** START OF Supplied records **

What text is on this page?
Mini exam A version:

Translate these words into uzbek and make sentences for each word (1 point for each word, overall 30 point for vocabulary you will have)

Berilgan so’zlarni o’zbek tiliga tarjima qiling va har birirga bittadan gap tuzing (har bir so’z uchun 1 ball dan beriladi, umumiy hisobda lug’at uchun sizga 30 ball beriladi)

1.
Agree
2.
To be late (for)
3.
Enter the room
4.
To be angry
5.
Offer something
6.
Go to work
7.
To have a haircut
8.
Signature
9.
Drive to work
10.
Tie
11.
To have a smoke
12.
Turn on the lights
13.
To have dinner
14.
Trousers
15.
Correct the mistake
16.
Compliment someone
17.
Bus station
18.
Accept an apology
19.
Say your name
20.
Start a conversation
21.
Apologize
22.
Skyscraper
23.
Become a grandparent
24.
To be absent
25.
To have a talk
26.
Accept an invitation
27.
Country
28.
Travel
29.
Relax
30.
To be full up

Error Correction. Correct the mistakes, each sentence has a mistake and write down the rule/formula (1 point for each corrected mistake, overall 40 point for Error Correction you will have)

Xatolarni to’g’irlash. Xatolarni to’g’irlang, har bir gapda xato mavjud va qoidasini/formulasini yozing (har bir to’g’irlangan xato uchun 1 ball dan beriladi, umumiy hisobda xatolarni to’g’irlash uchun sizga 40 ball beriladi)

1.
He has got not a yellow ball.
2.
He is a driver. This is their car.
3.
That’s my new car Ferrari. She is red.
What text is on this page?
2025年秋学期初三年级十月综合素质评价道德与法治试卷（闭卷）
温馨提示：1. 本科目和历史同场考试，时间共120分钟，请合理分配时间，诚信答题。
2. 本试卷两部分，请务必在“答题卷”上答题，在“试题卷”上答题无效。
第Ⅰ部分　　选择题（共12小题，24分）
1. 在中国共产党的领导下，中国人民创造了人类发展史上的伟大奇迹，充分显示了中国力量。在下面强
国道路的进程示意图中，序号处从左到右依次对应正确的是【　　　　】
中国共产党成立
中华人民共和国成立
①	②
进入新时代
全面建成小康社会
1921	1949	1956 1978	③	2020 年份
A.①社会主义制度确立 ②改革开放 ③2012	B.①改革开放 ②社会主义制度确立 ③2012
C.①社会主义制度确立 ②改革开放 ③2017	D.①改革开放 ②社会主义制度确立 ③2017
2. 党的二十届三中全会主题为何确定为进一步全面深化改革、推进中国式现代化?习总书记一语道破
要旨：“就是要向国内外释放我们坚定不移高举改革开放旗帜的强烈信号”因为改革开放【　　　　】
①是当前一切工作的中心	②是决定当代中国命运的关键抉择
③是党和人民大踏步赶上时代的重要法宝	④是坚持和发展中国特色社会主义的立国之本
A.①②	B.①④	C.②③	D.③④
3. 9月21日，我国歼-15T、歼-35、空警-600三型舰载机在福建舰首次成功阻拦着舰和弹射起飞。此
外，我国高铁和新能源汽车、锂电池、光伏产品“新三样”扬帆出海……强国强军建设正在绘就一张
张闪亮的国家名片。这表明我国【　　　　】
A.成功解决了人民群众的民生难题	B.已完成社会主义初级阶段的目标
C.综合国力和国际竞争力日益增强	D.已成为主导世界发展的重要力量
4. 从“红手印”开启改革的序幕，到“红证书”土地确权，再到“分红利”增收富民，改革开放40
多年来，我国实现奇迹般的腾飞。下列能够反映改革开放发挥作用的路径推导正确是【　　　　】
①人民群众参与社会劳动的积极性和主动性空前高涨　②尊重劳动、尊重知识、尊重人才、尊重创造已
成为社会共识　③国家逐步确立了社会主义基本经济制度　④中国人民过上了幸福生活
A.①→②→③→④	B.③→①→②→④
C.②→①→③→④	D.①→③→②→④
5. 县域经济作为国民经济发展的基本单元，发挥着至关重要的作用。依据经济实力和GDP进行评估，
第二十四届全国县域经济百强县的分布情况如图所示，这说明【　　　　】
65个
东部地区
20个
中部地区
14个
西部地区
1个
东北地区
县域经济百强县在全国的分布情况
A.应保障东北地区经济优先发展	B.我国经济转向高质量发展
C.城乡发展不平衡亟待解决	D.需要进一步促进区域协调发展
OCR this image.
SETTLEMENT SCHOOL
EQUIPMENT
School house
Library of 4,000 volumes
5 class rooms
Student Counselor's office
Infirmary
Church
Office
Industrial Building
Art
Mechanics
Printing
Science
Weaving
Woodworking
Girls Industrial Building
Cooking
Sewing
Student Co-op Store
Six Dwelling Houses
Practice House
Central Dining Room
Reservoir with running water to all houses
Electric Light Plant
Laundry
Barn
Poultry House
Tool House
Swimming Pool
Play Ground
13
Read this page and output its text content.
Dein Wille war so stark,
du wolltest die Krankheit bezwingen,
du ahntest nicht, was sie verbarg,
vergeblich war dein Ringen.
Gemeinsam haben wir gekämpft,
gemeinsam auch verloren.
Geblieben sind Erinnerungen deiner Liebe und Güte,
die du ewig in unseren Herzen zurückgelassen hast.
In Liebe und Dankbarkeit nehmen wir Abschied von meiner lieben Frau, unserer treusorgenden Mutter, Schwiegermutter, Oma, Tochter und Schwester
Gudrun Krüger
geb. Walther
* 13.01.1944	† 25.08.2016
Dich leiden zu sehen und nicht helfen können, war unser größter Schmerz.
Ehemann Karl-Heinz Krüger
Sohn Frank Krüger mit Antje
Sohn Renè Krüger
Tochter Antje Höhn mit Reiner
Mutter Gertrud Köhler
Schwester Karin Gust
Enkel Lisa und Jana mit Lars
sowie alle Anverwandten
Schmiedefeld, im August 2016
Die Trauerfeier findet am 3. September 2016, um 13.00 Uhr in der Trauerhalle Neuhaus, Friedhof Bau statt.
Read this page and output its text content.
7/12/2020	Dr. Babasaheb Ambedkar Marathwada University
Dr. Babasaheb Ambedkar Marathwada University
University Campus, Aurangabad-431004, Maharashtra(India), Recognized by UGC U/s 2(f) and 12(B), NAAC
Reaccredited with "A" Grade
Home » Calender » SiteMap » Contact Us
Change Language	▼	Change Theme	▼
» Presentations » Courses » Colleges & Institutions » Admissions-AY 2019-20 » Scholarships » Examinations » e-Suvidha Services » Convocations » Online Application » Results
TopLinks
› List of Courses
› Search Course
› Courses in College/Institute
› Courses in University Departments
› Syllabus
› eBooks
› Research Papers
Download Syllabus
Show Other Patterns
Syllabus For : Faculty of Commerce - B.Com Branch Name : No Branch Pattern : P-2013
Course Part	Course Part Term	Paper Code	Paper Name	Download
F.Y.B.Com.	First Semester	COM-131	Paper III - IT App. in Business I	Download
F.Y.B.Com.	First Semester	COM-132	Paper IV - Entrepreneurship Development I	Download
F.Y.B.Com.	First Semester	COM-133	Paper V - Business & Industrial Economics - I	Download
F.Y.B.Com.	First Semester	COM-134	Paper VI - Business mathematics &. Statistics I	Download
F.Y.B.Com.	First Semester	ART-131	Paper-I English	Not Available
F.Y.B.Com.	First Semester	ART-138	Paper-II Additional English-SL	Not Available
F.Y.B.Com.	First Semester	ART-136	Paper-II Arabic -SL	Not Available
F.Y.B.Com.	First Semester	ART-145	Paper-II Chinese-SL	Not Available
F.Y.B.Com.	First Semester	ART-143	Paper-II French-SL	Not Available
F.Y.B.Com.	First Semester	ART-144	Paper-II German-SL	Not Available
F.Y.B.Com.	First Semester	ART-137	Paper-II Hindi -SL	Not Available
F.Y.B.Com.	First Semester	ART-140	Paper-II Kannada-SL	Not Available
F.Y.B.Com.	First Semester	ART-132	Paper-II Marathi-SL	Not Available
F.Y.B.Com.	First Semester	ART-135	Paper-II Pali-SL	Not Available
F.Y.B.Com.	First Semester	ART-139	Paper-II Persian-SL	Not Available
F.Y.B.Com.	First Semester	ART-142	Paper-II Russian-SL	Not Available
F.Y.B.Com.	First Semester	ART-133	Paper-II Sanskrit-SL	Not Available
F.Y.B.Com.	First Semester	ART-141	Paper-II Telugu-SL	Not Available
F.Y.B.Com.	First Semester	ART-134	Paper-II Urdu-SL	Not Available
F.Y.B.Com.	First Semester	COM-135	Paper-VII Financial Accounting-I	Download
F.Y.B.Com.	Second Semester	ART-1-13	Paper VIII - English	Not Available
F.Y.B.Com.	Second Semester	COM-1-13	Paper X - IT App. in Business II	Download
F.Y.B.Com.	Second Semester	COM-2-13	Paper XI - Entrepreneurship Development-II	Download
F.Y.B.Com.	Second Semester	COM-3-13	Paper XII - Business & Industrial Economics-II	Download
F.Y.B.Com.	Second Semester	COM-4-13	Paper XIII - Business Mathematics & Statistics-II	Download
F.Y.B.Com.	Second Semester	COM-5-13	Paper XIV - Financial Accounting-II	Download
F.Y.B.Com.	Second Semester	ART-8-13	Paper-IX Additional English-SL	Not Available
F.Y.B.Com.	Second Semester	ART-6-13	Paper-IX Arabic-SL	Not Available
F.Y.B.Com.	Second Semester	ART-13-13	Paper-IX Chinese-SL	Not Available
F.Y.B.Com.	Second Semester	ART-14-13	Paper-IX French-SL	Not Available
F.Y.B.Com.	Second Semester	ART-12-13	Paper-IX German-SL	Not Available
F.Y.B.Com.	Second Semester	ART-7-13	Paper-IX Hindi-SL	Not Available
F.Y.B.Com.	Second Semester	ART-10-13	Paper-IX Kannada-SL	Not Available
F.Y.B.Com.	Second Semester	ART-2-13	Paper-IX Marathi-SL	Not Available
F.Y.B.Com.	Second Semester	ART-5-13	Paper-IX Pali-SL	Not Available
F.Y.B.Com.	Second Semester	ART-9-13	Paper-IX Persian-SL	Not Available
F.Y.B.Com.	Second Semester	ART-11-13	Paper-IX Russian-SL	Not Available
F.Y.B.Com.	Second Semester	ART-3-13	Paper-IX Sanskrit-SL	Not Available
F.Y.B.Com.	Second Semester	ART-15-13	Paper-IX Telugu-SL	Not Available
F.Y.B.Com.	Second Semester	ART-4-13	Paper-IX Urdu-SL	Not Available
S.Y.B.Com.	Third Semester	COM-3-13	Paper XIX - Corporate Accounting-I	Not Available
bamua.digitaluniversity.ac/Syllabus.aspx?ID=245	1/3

** END OF Supplied records **

* **Task prompt**: Among the lines of the material, find those that hold the word "Economics" and copy them.

* **Final result**:
F.Y.B.Com.	First Semester	COM-133	Paper V - Business & Industrial Economics - I	Download
F.Y.B.Com.	Second Semester	COM-3-13	Paper XII - Business & Industrial Economics-II	Download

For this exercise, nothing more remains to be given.